Records from a data collection:
***

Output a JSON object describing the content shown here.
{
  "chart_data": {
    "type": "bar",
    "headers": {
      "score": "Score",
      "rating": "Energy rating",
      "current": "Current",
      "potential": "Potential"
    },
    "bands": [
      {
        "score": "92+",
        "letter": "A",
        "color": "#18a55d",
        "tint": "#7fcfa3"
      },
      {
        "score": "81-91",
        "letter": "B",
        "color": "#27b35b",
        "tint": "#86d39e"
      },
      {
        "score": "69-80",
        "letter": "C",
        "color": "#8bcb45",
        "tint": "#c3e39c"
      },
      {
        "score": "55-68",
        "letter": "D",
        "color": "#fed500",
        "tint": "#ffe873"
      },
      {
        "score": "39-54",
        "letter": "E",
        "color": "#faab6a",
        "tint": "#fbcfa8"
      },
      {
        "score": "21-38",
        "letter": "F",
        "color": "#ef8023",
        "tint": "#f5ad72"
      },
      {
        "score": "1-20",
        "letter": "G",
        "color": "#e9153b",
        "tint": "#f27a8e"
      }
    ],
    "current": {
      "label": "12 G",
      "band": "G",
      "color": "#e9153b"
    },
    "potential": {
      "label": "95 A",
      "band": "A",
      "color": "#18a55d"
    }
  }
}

***

Requirements - Produce an exact copy of all the records.

Finished task -
Output a JSON object describing the content shown here.
{
  "chart_data": {
    "type": "bar",
    "headers": {
      "score": "Score",
      "rating": "Energy rating",
      "current": "Current",
      "potential": "Potential"
    },
    "bands": [
      {
        "score": "92+",
        "letter": "A",
        "color": "#18a55d",
        "tint": "#7fcfa3"
      },
      {
        "score": "81-91",
        "letter": "B",
        "color": "#27b35b",
        "tint": "#86d39e"
      },
      {
        "score": "69-80",
        "letter": "C",
        "color": "#8bcb45",
        "tint": "#c3e39c"
      },
      {
        "score": "55-68",
        "letter": "D",
        "color": "#fed500",
        "tint": "#ffe873"
      },
      {
        "score": "39-54",
        "letter": "E",
        "color": "#faab6a",
        "tint": "#fbcfa8"
      },
      {
        "score": "21-38",
        "letter": "F",
        "color": "#ef8023",
        "tint": "#f5ad72"
      },
      {
        "score": "1-20",
        "letter": "G",
        "color": "#e9153b",
        "tint": "#f27a8e"
      }
    ],
    "current": {
      "label": "12 G",
      "band": "G",
      "color": "#e9153b"
    },
    "potential": {
      "label": "95 A",
      "band": "A",
      "color": "#18a55d"
    }
  }
}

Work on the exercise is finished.